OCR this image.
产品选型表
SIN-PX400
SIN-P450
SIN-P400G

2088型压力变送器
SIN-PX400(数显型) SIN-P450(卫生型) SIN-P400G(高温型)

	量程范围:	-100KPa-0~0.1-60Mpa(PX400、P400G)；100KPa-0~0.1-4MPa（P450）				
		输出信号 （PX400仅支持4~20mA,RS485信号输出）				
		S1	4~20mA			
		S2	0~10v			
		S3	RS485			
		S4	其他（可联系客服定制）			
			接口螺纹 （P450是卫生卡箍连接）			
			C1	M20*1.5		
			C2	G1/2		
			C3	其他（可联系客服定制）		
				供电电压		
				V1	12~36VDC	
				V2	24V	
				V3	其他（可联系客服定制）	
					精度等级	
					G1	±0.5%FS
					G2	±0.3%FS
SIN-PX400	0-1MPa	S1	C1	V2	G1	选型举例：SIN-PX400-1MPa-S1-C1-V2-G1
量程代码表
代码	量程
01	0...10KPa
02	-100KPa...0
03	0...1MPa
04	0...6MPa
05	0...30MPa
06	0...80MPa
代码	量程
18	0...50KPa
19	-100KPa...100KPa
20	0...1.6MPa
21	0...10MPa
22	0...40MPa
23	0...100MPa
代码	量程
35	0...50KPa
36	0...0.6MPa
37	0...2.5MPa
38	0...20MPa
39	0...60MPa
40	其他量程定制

#####

▸ **Instruction**:
Return all of the data word for word.

▸ **Final result**:
OCR this image.
产品选型表
SIN-PX400
SIN-P450
SIN-P400G

2088型压力变送器
SIN-PX400(数显型) SIN-P450(卫生型) SIN-P400G(高温型)

	量程范围:	-100KPa-0~0.1-60Mpa(PX400、P400G)；100KPa-0~0.1-4MPa（P450）				
		输出信号 （PX400仅支持4~20mA,RS485信号输出）				
		S1	4~20mA			
		S2	0~10v			
		S3	RS485			
		S4	其他（可联系客服定制）			
			接口螺纹 （P450是卫生卡箍连接）			
			C1	M20*1.5		
			C2	G1/2		
			C3	其他（可联系客服定制）		
				供电电压		
				V1	12~36VDC	
				V2	24V	
				V3	其他（可联系客服定制）	
					精度等级	
					G1	±0.5%FS
					G2	±0.3%FS
SIN-PX400	0-1MPa	S1	C1	V2	G1	选型举例：SIN-PX400-1MPa-S1-C1-V2-G1
量程代码表
代码	量程
01	0...10KPa
02	-100KPa...0
03	0...1MPa
04	0...6MPa
05	0...30MPa
06	0...80MPa
代码	量程
18	0...50KPa
19	-100KPa...100KPa
20	0...1.6MPa
21	0...10MPa
22	0...40MPa
23	0...100MPa
代码	量程
35	0...50KPa
36	0...0.6MPa
37	0...2.5MPa
38	0...20MPa
39	0...60MPa
40	其他量程定制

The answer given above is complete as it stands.